● Aim of the exercise
Keep only the lines of the listing that include the word "previous", and copy them.

● Dataset entries
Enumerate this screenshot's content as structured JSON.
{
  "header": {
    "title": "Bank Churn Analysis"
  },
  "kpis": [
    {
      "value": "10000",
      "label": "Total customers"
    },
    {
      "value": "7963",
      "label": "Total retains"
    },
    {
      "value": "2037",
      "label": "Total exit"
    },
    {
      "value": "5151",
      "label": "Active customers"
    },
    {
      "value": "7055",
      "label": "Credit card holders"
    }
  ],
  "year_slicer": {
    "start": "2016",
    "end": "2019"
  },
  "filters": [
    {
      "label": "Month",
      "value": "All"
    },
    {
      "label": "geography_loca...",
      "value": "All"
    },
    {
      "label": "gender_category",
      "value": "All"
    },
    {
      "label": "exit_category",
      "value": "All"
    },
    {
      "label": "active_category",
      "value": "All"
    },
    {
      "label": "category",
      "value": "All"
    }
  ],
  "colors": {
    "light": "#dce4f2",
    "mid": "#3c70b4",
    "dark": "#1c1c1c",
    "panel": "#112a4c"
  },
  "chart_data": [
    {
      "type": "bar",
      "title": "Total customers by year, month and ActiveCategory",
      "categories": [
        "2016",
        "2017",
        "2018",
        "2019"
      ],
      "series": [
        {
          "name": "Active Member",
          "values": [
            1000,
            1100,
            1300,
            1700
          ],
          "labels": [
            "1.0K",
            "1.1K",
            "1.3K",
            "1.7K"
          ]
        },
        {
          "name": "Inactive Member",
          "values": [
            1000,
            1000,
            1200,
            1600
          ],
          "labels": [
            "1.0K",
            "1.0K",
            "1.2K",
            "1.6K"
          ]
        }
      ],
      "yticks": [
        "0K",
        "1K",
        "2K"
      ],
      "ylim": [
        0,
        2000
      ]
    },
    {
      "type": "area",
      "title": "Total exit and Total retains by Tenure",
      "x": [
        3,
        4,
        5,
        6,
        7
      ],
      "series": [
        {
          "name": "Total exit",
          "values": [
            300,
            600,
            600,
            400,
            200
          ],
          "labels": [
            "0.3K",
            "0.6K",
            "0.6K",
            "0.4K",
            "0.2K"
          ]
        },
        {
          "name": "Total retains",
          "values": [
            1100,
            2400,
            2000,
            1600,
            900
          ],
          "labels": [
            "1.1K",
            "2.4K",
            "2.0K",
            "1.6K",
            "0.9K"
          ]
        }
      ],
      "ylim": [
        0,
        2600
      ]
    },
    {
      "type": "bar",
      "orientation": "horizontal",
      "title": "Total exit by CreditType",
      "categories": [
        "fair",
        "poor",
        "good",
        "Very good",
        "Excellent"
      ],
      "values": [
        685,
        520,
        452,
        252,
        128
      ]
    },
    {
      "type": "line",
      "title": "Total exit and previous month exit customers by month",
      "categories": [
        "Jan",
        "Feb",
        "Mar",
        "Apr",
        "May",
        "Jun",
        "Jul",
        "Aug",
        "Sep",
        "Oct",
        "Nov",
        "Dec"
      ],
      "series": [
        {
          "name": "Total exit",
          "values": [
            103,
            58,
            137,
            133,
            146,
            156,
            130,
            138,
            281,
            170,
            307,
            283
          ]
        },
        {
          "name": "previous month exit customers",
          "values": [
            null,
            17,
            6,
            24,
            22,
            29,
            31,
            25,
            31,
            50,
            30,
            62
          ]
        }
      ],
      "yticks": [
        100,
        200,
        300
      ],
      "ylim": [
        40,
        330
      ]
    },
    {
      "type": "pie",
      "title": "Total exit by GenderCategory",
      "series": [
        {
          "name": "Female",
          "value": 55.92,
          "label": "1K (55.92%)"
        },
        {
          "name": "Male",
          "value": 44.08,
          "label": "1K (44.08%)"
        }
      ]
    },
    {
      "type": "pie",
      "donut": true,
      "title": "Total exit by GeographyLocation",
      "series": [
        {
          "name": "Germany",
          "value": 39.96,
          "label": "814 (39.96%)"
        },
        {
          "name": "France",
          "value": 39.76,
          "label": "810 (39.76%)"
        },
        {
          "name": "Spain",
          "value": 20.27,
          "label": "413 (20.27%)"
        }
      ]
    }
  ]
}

● Output below
      "title": "Total exit and previous month exit customers by month",
          "name": "previous month exit customers",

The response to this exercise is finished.